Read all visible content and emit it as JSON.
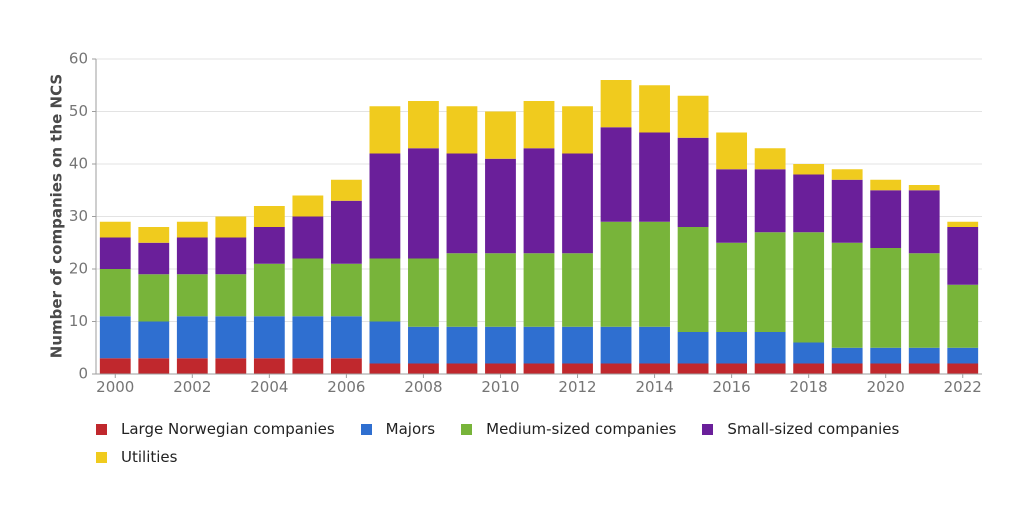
{
  "chart_data": {
    "type": "bar",
    "stacked": true,
    "ylabel": "Number of companies on the NCS",
    "xlabel": "",
    "ylim": [
      0,
      60
    ],
    "yticks": [
      0,
      10,
      20,
      30,
      40,
      50,
      60
    ],
    "grid": true,
    "legend_position": "bottom",
    "categories": [
      "2000",
      "2001",
      "2002",
      "2003",
      "2004",
      "2005",
      "2006",
      "2007",
      "2008",
      "2009",
      "2010",
      "2011",
      "2012",
      "2013",
      "2014",
      "2015",
      "2016",
      "2017",
      "2018",
      "2019",
      "2020",
      "2021",
      "2022"
    ],
    "x_tick_labels": [
      "2000",
      "2002",
      "2004",
      "2006",
      "2008",
      "2010",
      "2012",
      "2014",
      "2016",
      "2018",
      "2020",
      "2022"
    ],
    "series": [
      {
        "name": "Large Norwegian companies",
        "color": "#c0282d",
        "values": [
          3,
          3,
          3,
          3,
          3,
          3,
          3,
          2,
          2,
          2,
          2,
          2,
          2,
          2,
          2,
          2,
          2,
          2,
          2,
          2,
          2,
          2,
          2
        ]
      },
      {
        "name": "Majors",
        "color": "#2f6fd0",
        "values": [
          8,
          7,
          8,
          8,
          8,
          8,
          8,
          8,
          7,
          7,
          7,
          7,
          7,
          7,
          7,
          6,
          6,
          6,
          4,
          3,
          3,
          3,
          3
        ]
      },
      {
        "name": "Medium-sized companies",
        "color": "#78b43a",
        "values": [
          9,
          9,
          8,
          8,
          10,
          11,
          10,
          12,
          13,
          14,
          14,
          14,
          14,
          20,
          20,
          20,
          17,
          19,
          21,
          20,
          19,
          18,
          12
        ]
      },
      {
        "name": "Small-sized companies",
        "color": "#6a1f9a",
        "values": [
          6,
          6,
          7,
          7,
          7,
          8,
          12,
          20,
          21,
          19,
          18,
          20,
          19,
          18,
          17,
          17,
          14,
          12,
          11,
          12,
          11,
          12,
          11
        ]
      },
      {
        "name": "Utilities",
        "color": "#f0cb1e",
        "values": [
          3,
          3,
          3,
          4,
          4,
          4,
          4,
          9,
          9,
          9,
          9,
          9,
          9,
          9,
          9,
          8,
          7,
          4,
          2,
          2,
          2,
          1,
          1
        ]
      }
    ]
  }
}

PROMPT :: Scan the lines above for "companies", then copy every one that has it.

WRITTEN SOLUTION ::
    "ylabel": "Number of companies on the NCS",
        "name": "Large Norwegian companies",
        "name": "Medium-sized companies",
        "name": "Small-sized companies",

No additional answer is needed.